TEXT:

□ □ □ □ □

Comma-sponsored Jolyon Palmer edged further into the lead of the 2014 GP2 championship at a steamy and unpredictable Hockenheimring, Germany, on the weekend of July 19/20th. The typically broiling Hockenheim weather, and the influence it had on the ever-critical issue of tyre choice, played a dice-rolling hand throughout the weekend. But the DAMS team - to whom Comma is also Technical Partner - once again drew on their deep well of experience to keep Palmer from Horsham, West Sussex firmly in control of the series which he has lead from the start of the year. Increasing his championship advantage to 41 points over his closest championship rival and former team-mate, Carlin's Felipe Nasr of Brazil, Palmer is now in as good a place as he would wish to deliver on his pre-season pledge to lift the 2014 trophy as the GP2 caravan rolls on to next weekend's encounter in Hungary.

□ □ □ □ □

EXERCISE INPUTS:
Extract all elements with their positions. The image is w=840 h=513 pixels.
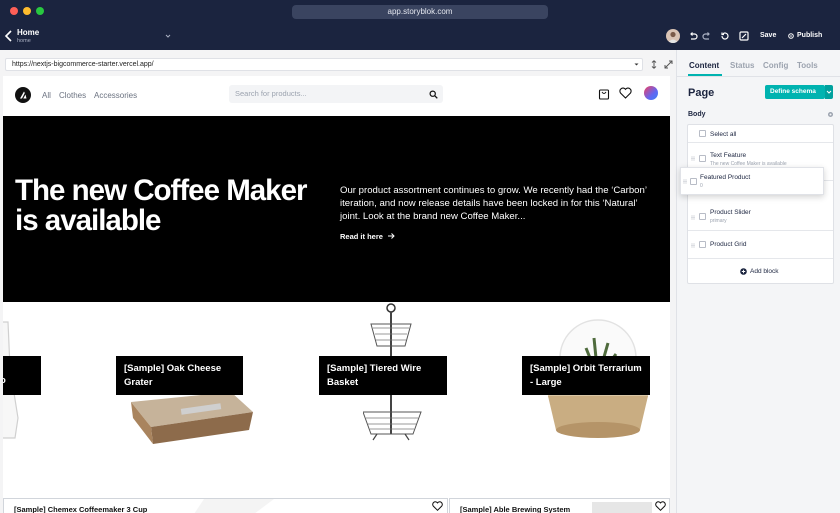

□ □ □ □ □

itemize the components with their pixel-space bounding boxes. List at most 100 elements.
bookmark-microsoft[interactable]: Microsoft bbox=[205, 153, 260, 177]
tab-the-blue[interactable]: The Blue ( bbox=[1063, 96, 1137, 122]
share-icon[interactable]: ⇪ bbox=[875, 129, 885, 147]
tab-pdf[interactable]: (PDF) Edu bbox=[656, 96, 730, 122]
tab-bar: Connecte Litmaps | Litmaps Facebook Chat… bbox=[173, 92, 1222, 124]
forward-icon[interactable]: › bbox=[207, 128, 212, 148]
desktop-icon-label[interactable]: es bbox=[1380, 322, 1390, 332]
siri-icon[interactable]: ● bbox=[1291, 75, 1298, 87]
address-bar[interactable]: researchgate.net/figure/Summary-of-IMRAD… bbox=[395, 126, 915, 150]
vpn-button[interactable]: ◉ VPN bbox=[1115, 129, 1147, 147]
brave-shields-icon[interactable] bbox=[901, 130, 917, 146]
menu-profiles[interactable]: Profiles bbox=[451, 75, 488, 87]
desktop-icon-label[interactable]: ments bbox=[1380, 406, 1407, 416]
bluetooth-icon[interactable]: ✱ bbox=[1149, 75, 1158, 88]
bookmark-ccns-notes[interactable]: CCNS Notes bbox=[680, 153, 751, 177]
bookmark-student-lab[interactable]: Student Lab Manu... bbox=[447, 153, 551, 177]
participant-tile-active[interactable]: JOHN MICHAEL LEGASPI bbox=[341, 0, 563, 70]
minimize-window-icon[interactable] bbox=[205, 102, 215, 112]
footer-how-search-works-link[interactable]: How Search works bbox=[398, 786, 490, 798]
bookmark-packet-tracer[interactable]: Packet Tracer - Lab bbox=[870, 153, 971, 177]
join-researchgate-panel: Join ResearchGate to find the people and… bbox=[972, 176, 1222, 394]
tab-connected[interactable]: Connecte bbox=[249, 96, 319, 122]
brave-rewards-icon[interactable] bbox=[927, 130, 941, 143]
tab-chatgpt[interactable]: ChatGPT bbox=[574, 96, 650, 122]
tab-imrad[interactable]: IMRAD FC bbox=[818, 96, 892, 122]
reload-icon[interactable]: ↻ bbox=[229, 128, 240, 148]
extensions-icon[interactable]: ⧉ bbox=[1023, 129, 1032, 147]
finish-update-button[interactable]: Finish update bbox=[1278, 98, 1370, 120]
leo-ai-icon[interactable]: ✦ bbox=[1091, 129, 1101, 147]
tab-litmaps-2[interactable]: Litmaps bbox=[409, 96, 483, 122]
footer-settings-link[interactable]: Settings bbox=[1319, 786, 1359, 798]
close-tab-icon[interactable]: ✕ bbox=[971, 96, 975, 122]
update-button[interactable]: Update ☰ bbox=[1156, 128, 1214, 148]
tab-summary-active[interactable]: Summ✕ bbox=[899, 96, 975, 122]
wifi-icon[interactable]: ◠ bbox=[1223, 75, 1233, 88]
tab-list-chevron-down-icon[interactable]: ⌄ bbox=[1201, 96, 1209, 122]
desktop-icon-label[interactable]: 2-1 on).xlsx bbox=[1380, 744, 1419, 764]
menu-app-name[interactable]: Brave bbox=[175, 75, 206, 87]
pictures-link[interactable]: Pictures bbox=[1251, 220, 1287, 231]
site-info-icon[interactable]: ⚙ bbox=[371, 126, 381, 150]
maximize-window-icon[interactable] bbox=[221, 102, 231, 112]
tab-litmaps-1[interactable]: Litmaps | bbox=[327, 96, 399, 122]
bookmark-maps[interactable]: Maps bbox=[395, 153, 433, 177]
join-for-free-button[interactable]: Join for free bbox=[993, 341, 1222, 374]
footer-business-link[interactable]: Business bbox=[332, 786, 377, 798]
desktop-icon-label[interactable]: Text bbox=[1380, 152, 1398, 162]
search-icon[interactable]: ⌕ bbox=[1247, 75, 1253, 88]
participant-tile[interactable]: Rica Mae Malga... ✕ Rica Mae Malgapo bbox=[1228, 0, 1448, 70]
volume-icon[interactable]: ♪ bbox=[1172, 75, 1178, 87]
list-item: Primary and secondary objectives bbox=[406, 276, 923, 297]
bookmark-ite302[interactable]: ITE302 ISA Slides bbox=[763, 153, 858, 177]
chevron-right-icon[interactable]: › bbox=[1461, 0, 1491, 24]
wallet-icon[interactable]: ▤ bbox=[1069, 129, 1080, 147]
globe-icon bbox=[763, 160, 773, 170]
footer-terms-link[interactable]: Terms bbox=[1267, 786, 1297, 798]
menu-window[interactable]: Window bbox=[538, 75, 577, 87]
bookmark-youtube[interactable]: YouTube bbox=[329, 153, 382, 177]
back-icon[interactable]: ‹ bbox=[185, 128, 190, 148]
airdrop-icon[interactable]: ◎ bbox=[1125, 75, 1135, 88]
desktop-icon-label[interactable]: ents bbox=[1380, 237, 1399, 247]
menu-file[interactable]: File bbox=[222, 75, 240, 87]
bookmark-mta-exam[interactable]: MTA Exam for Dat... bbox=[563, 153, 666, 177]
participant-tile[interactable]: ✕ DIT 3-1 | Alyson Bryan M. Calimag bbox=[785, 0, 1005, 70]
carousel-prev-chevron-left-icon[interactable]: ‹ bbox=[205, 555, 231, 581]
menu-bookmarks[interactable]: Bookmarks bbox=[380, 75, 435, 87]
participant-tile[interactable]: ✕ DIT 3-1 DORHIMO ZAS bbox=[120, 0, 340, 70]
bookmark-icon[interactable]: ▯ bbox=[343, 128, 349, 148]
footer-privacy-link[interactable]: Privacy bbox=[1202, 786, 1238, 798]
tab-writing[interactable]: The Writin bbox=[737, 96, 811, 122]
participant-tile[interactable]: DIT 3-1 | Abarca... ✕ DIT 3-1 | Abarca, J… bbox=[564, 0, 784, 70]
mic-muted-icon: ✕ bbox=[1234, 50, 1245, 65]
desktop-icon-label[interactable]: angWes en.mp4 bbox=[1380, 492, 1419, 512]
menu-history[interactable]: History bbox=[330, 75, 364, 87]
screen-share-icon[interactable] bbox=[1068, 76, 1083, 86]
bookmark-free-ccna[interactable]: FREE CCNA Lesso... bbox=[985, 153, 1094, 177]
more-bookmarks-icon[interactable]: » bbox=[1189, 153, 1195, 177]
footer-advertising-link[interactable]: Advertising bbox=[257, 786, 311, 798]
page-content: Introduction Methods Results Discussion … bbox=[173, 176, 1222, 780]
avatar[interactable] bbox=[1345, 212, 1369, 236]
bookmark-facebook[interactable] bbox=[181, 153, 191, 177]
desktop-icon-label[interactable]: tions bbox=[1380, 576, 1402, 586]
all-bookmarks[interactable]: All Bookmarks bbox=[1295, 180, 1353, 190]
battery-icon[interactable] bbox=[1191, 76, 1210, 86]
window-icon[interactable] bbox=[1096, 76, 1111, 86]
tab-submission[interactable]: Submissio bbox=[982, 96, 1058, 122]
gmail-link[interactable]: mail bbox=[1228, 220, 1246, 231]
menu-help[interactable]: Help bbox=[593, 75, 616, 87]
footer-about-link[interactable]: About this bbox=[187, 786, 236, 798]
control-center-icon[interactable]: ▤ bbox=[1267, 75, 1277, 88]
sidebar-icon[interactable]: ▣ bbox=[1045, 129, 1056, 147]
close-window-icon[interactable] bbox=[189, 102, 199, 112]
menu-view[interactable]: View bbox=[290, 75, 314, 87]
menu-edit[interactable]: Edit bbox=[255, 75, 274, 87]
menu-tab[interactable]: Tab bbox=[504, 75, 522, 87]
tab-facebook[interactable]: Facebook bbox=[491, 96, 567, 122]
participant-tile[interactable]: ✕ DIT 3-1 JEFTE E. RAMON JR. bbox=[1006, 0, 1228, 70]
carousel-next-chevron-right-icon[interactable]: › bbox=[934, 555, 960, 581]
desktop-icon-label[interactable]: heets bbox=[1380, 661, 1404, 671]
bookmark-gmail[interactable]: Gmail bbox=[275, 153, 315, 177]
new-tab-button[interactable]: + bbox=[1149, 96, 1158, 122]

□ □ □ □ □

TASK INSTRUCTIONS:
1. Extract the stretch of the Hockenheim race report from "Comma-sponsored Jolyon Palmer" through "encounter in Hungary.".
2. Please copy the stretch of the records from the line containing "itemize the components" through the line containing "tab-pdf[interactable]: (PDF) Edu".
The records are unrelated to the text.

SET OF ANSWERS:
1.
Comma-sponsored Jolyon Palmer edged further into the lead of the 2014 GP2 championship at a steamy and unpredictable Hockenheimring, Germany, on the weekend of July 19/20th. The typically broiling Hockenheim weather, and the influence it had on the ever-critical issue of tyre choice, played a dice-rolling hand throughout the weekend. But the DAMS team - to whom Comma is also Technical Partner - once again drew on their deep well of experience to keep Palmer from Horsham, West Sussex firmly in control of the series which he has lead from the start of the year. Increasing his championship advantage to 41 points over his closest championship rival and former team-mate, Carlin's Felipe Nasr of Brazil, Palmer is now in as good a place as he would wish to deliver on his pre-season pledge to lift the 2014 trophy as the GP2 caravan rolls on to next weekend's encounter in Hungary.

2.
itemize the components with their pixel-space bounding boxes. List at most 100 elements.
bookmark-microsoft[interactable]: Microsoft bbox=[205, 153, 260, 177]
tab-the-blue[interactable]: The Blue ( bbox=[1063, 96, 1137, 122]
share-icon[interactable]: ⇪ bbox=[875, 129, 885, 147]
tab-pdf[interactable]: (PDF) Edu bbox=[656, 96, 730, 122]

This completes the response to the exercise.